EXERCISE GOAL ▸ Nothing but the lines from the one containing "Convert this screenshot" to the end of the data should be returned, exactly as written; pictures are omitted.

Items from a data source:
= = = = = = =
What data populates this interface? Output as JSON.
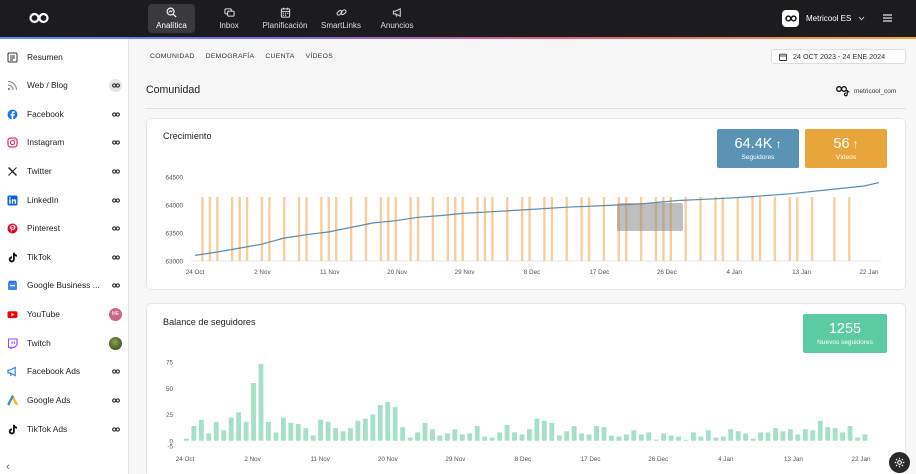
{
  "topbar": {
    "nav": [
      {
        "label": "Analítica",
        "icon": "analytics-icon",
        "active": true
      },
      {
        "label": "Inbox",
        "icon": "inbox-icon",
        "active": false
      },
      {
        "label": "Planificación",
        "icon": "calendar-icon",
        "active": false
      },
      {
        "label": "SmartLinks",
        "icon": "link-icon",
        "active": false
      },
      {
        "label": "Anuncios",
        "icon": "megaphone-icon",
        "active": false
      }
    ],
    "account_name": "Metricool ES"
  },
  "sidebar": {
    "items": [
      {
        "label": "Resumen",
        "icon": "summary-icon",
        "color": "#333333",
        "badge": ""
      },
      {
        "label": "Web / Blog",
        "icon": "rss-icon",
        "color": "#888888",
        "badge": "metricool"
      },
      {
        "label": "Facebook",
        "icon": "facebook-icon",
        "color": "#1877f2",
        "badge": "metricool"
      },
      {
        "label": "Instagram",
        "icon": "instagram-icon",
        "color": "#e1306c",
        "badge": "metricool"
      },
      {
        "label": "Twitter",
        "icon": "x-icon",
        "color": "#222222",
        "badge": "metricool"
      },
      {
        "label": "LinkedIn",
        "icon": "linkedin-icon",
        "color": "#0a66c2",
        "badge": "metricool"
      },
      {
        "label": "Pinterest",
        "icon": "pinterest-icon",
        "color": "#e60023",
        "badge": "metricool"
      },
      {
        "label": "TikTok",
        "icon": "tiktok-icon",
        "color": "#111111",
        "badge": "metricool"
      },
      {
        "label": "Google Business ...",
        "icon": "google-business-icon",
        "color": "#4285f4",
        "badge": "metricool"
      },
      {
        "label": "YouTube",
        "icon": "youtube-icon",
        "color": "#ff0000",
        "badge": "ME"
      },
      {
        "label": "Twitch",
        "icon": "twitch-icon",
        "color": "#9146ff",
        "badge": "avatar"
      },
      {
        "label": "Facebook Ads",
        "icon": "facebook-ads-icon",
        "color": "#1877f2",
        "badge": "metricool"
      },
      {
        "label": "Google Ads",
        "icon": "google-ads-icon",
        "color": "#34a853",
        "badge": "metricool"
      },
      {
        "label": "TikTok Ads",
        "icon": "tiktok-ads-icon",
        "color": "#111111",
        "badge": "metricool"
      }
    ]
  },
  "subtabs": [
    "COMUNIDAD",
    "DEMOGRAFÍA",
    "CUENTA",
    "VÍDEOS"
  ],
  "date_range": "24 OCT 2023 - 24 ENE 2024",
  "page_title": "Comunidad",
  "account_handle": "metricool_com",
  "growth_card": {
    "title": "Crecimiento",
    "followers": {
      "value": "64.4K",
      "label": "Seguidores",
      "color": "#5a93b4"
    },
    "videos": {
      "value": "56",
      "label": "Vídeos",
      "color": "#e8a53c"
    }
  },
  "balance_card": {
    "title": "Balance de seguidores",
    "new_followers": {
      "value": "1255",
      "label": "Nuevos seguidores",
      "color": "#5ccaa3"
    }
  },
  "chart_data": [
    {
      "type": "line",
      "title": "Crecimiento",
      "x_ticks": [
        "24 Oct",
        "2 Nov",
        "11 Nov",
        "20 Nov",
        "29 Nov",
        "8 Dec",
        "17 Dec",
        "26 Dec",
        "4 Jan",
        "13 Jan",
        "22 Jan"
      ],
      "y_ticks": [
        63000,
        63500,
        64000,
        64500
      ],
      "ylim": [
        63000,
        64500
      ],
      "series": [
        {
          "name": "Seguidores",
          "type": "line",
          "color": "#5a8db0",
          "x": [
            0,
            3,
            6,
            9,
            12,
            15,
            18,
            21,
            24,
            27,
            30,
            33,
            36,
            40,
            45,
            50,
            55,
            60,
            65,
            70,
            75,
            80,
            85,
            90,
            92
          ],
          "values": [
            63100,
            63160,
            63230,
            63300,
            63410,
            63470,
            63520,
            63600,
            63680,
            63720,
            63780,
            63810,
            63850,
            63880,
            63920,
            63960,
            63990,
            64020,
            64080,
            64110,
            64150,
            64200,
            64270,
            64340,
            64400
          ]
        },
        {
          "name": "Vídeos",
          "type": "bar",
          "color": "#f5cfa0",
          "x": [
            1,
            2,
            3,
            5,
            6,
            7,
            9,
            10,
            12,
            14,
            15,
            17,
            18,
            19,
            21,
            23,
            25,
            26,
            27,
            29,
            30,
            32,
            34,
            35,
            36,
            38,
            39,
            40,
            42,
            44,
            45,
            47,
            48,
            50,
            52,
            53,
            55,
            57,
            58,
            60,
            62,
            63,
            64,
            66,
            68,
            70,
            71,
            73,
            75,
            76,
            78,
            80,
            81,
            83,
            86,
            88
          ],
          "values": [
            1,
            1,
            1,
            1,
            1,
            1,
            1,
            1,
            1,
            1,
            1,
            1,
            1,
            1,
            1,
            1,
            1,
            1,
            1,
            1,
            1,
            1,
            1,
            1,
            1,
            1,
            1,
            1,
            1,
            1,
            1,
            1,
            1,
            1,
            1,
            1,
            1,
            1,
            1,
            1,
            1,
            1,
            1,
            1,
            1,
            1,
            1,
            1,
            1,
            1,
            1,
            1,
            1,
            1,
            1,
            1
          ]
        }
      ],
      "tooltip_note": "Hover tooltip faintly visible near 20 Dec"
    },
    {
      "type": "bar",
      "title": "Balance de seguidores",
      "x_ticks": [
        "24 Oct",
        "2 Nov",
        "11 Nov",
        "20 Nov",
        "29 Nov",
        "8 Dec",
        "17 Dec",
        "26 Dec",
        "4 Jan",
        "13 Jan",
        "22 Jan"
      ],
      "y_ticks": [
        -5,
        0,
        25,
        50,
        75
      ],
      "ylim": [
        -5,
        75
      ],
      "series": [
        {
          "name": "Nuevos seguidores",
          "color": "#a6e0c7",
          "values": [
            2,
            14,
            20,
            7,
            18,
            10,
            22,
            27,
            18,
            55,
            73,
            18,
            8,
            22,
            17,
            16,
            12,
            5,
            20,
            18,
            12,
            9,
            12,
            19,
            21,
            25,
            34,
            37,
            32,
            13,
            3,
            8,
            17,
            11,
            5,
            7,
            11,
            6,
            7,
            14,
            4,
            3,
            8,
            15,
            8,
            6,
            11,
            21,
            19,
            17,
            5,
            9,
            14,
            7,
            6,
            14,
            13,
            5,
            4,
            6,
            10,
            6,
            8,
            1,
            7,
            5,
            4,
            1,
            8,
            4,
            10,
            3,
            4,
            11,
            9,
            7,
            2,
            8,
            8,
            12,
            9,
            11,
            6,
            11,
            10,
            19,
            13,
            12,
            8,
            14,
            3,
            6
          ]
        }
      ]
    }
  ]
}
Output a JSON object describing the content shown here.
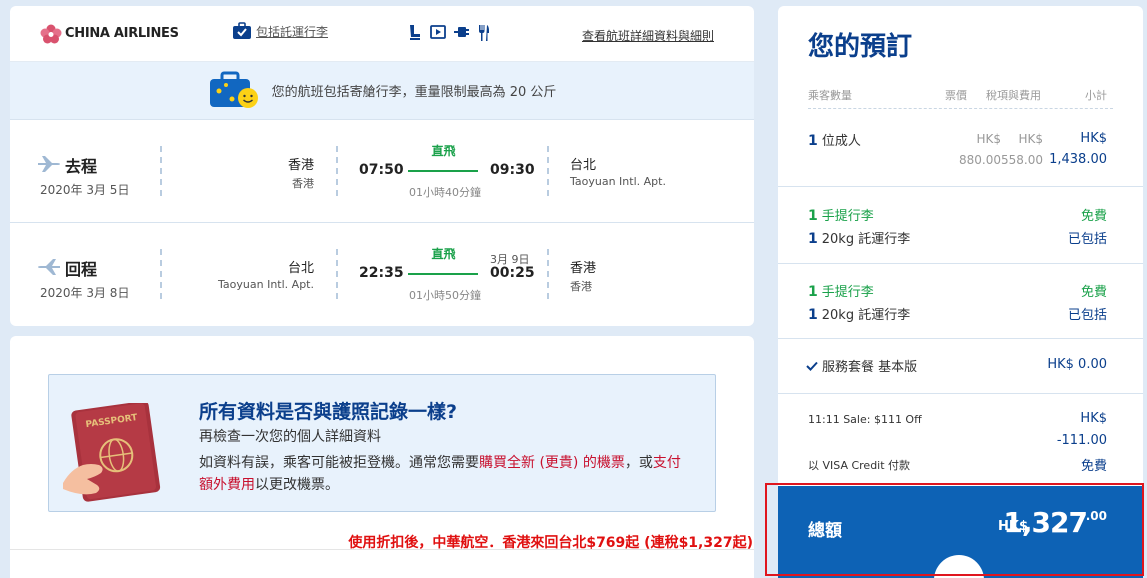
{
  "flight": {
    "airline": "CHINA AIRLINES",
    "baggage_link": "包括託運行李",
    "details_link": "查看航班詳細資料與細則",
    "notice": "您的航班包括寄艙行李，重量限制最高為 20 公斤",
    "segments": [
      {
        "label": "去程",
        "date": "2020年 3月 5日",
        "from_city": "香港",
        "from_apt": "香港",
        "dep_time": "07:50",
        "direct": "直飛",
        "duration": "01小時40分鐘",
        "arr_time": "09:30",
        "to_city": "台北",
        "to_apt": "Taoyuan Intl. Apt."
      },
      {
        "label": "回程",
        "date": "2020年 3月 8日",
        "from_city": "台北",
        "from_apt": "Taoyuan Intl. Apt.",
        "dep_time": "22:35",
        "direct": "直飛",
        "duration": "01小時50分鐘",
        "next_day": "3月 9日",
        "arr_time": "00:25",
        "to_city": "香港",
        "to_apt": "香港"
      }
    ]
  },
  "passport": {
    "title": "所有資料是否與護照記錄一樣?",
    "subtitle": "再檢查一次您的個人詳細資料",
    "body_1": "如資料有誤，乘客可能被拒登機。通常您需要",
    "body_link_1": "購買全新 (更貴) 的機票",
    "body_2": "，或",
    "body_link_2": "支付額外費用",
    "body_3": "以更改機票。",
    "passport_word": "PASSPORT"
  },
  "promo": "使用折扣後，中華航空．香港來回台北$769起 (連稅$1,327起)",
  "booking": {
    "title": "您的預訂",
    "headers": {
      "pax": "乘客數量",
      "fare": "票價",
      "tax": "稅項與費用",
      "subtotal": "小計"
    },
    "pax_count": "1",
    "pax_label": "位成人",
    "fare_cur": "HK$",
    "fare": "880.00",
    "tax_cur": "HK$",
    "tax": "558.00",
    "subtotal_cur": "HK$",
    "subtotal": "1,438.00",
    "bags": [
      {
        "carry_n": "1",
        "carry": "手提行李",
        "carry_status": "免費",
        "checked_n": "1",
        "checked": "20kg 託運行李",
        "checked_status": "已包括"
      },
      {
        "carry_n": "1",
        "carry": "手提行李",
        "carry_status": "免費",
        "checked_n": "1",
        "checked": "20kg 託運行李",
        "checked_status": "已包括"
      }
    ],
    "service": "服務套餐 基本版",
    "service_price": "HK$ 0.00",
    "sale_label": "11:11 Sale: $111 Off",
    "sale_cur": "HK$",
    "sale_amount": "-111.00",
    "visa_label": "以 VISA Credit 付款",
    "visa_status": "免費",
    "total_label": "總額",
    "total_cur": "HK$",
    "total_int": "1,327",
    "total_dec": ".00"
  },
  "colors": {
    "brand": "#0b3f8c",
    "green": "#1aa14a",
    "total_bg": "#0d62b5",
    "alert": "#e0161e"
  }
}
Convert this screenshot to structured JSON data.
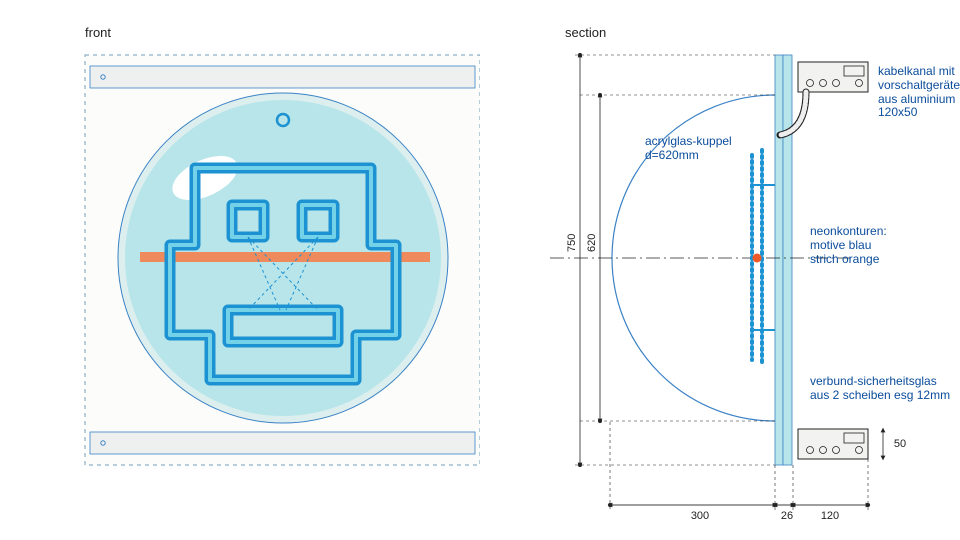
{
  "views": {
    "front": {
      "title": "front"
    },
    "section": {
      "title": "section"
    }
  },
  "labels": {
    "acryl_dome": {
      "l1": "acrylglas-kuppel",
      "l2": "d=620mm"
    },
    "neon": {
      "l1": "neonkonturen:",
      "l2": "motive blau",
      "l3": "strich orange"
    },
    "kabel": {
      "l1": "kabelkanal mit",
      "l2": "vorschaltgeräten",
      "l3": "aus aluminium 120x50"
    },
    "vsg": {
      "l1": "verbund-sicherheitsglas",
      "l2": "aus 2 scheiben esg 12mm"
    }
  },
  "dimensions": {
    "v_outer": "750",
    "v_inner": "620",
    "h_300": "300",
    "h_26": "26",
    "h_120": "120",
    "h_50": "50"
  },
  "colors": {
    "blue_line": "#1c92d3",
    "blue_fill": "#aee1ec",
    "dome_fill": "#eaf4f6",
    "outline": "#3b82c6",
    "orange": "#ef8a5c",
    "guide": "#6fa1b9",
    "steel": "#a8a8a8",
    "steel_light": "#d8d8d8"
  }
}
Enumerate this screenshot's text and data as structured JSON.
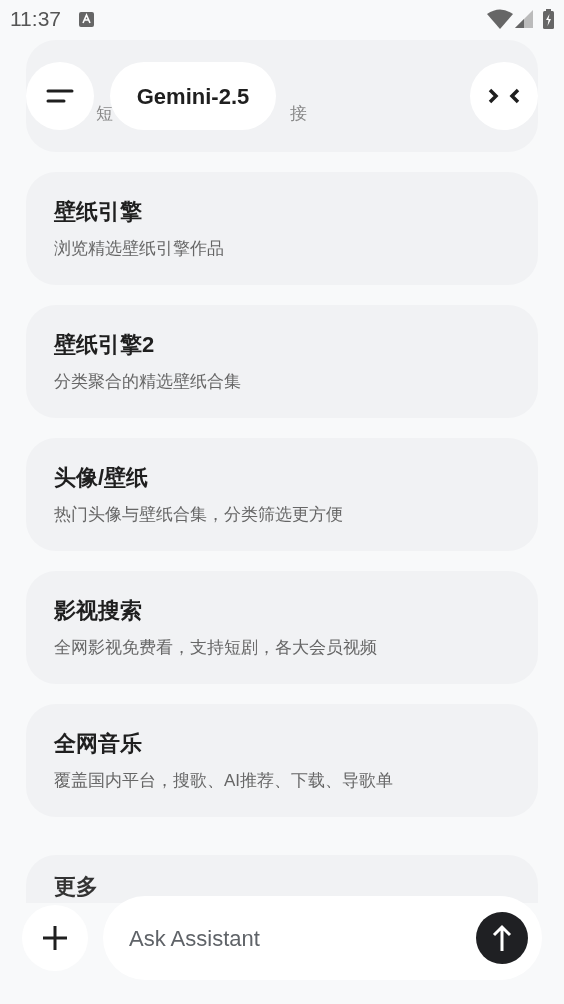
{
  "status_bar": {
    "time": "11:37"
  },
  "top_bar": {
    "model_title": "Gemini-2.5"
  },
  "partial_card": {
    "subtitle_parts": [
      "短",
      "接"
    ]
  },
  "cards": [
    {
      "title": "壁纸引擎",
      "subtitle": "浏览精选壁纸引擎作品"
    },
    {
      "title": "壁纸引擎2",
      "subtitle": "分类聚合的精选壁纸合集"
    },
    {
      "title": "头像/壁纸",
      "subtitle": "热门头像与壁纸合集，分类筛选更方便"
    },
    {
      "title": "影视搜索",
      "subtitle": "全网影视免费看，支持短剧，各大会员视频"
    },
    {
      "title": "全网音乐",
      "subtitle": "覆盖国内平台，搜歌、AI推荐、下载、导歌单"
    }
  ],
  "last_card": {
    "title": "更多"
  },
  "composer": {
    "placeholder": "Ask Assistant"
  }
}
= = = = = = =
ANSWER ▸
Convert this screenshot to structured JSON data.
{
  "views": {
    "front": {
      "title": "front"
    },
    "section": {
      "title": "section"
    }
  },
  "labels": {
    "acryl_dome": {
      "l1": "acrylglas-kuppel",
      "l2": "d=620mm"
    },
    "neon": {
      "l1": "neonkonturen:",
      "l2": "motive blau",
      "l3": "strich orange"
    },
    "kabel": {
      "l1": "kabelkanal mit",
      "l2": "vorschaltgeräten",
      "l3": "aus aluminium 120x50"
    },
    "vsg": {
      "l1": "verbund-sicherheitsglas",
      "l2": "aus 2 scheiben esg 12mm"
    }
  },
  "dimensions": {
    "v_outer": "750",
    "v_inner": "620",
    "h_300": "300",
    "h_26": "26",
    "h_120": "120",
    "h_50": "50"
  },
  "colors": {
    "blue_line": "#1c92d3",
    "blue_fill": "#aee1ec",
    "dome_fill": "#eaf4f6",
    "outline": "#3b82c6",
    "orange": "#ef8a5c",
    "guide": "#6fa1b9",
    "steel": "#a8a8a8",
    "steel_light": "#d8d8d8"
  }
}
Enumerate this screenshot's text and data as structured JSON.
{
  "status_bar": {
    "time": "11:37"
  },
  "top_bar": {
    "model_title": "Gemini-2.5"
  },
  "partial_card": {
    "subtitle_parts": [
      "短",
      "接"
    ]
  },
  "cards": [
    {
      "title": "壁纸引擎",
      "subtitle": "浏览精选壁纸引擎作品"
    },
    {
      "title": "壁纸引擎2",
      "subtitle": "分类聚合的精选壁纸合集"
    },
    {
      "title": "头像/壁纸",
      "subtitle": "热门头像与壁纸合集，分类筛选更方便"
    },
    {
      "title": "影视搜索",
      "subtitle": "全网影视免费看，支持短剧，各大会员视频"
    },
    {
      "title": "全网音乐",
      "subtitle": "覆盖国内平台，搜歌、AI推荐、下载、导歌单"
    }
  ],
  "last_card": {
    "title": "更多"
  },
  "composer": {
    "placeholder": "Ask Assistant"
  }
}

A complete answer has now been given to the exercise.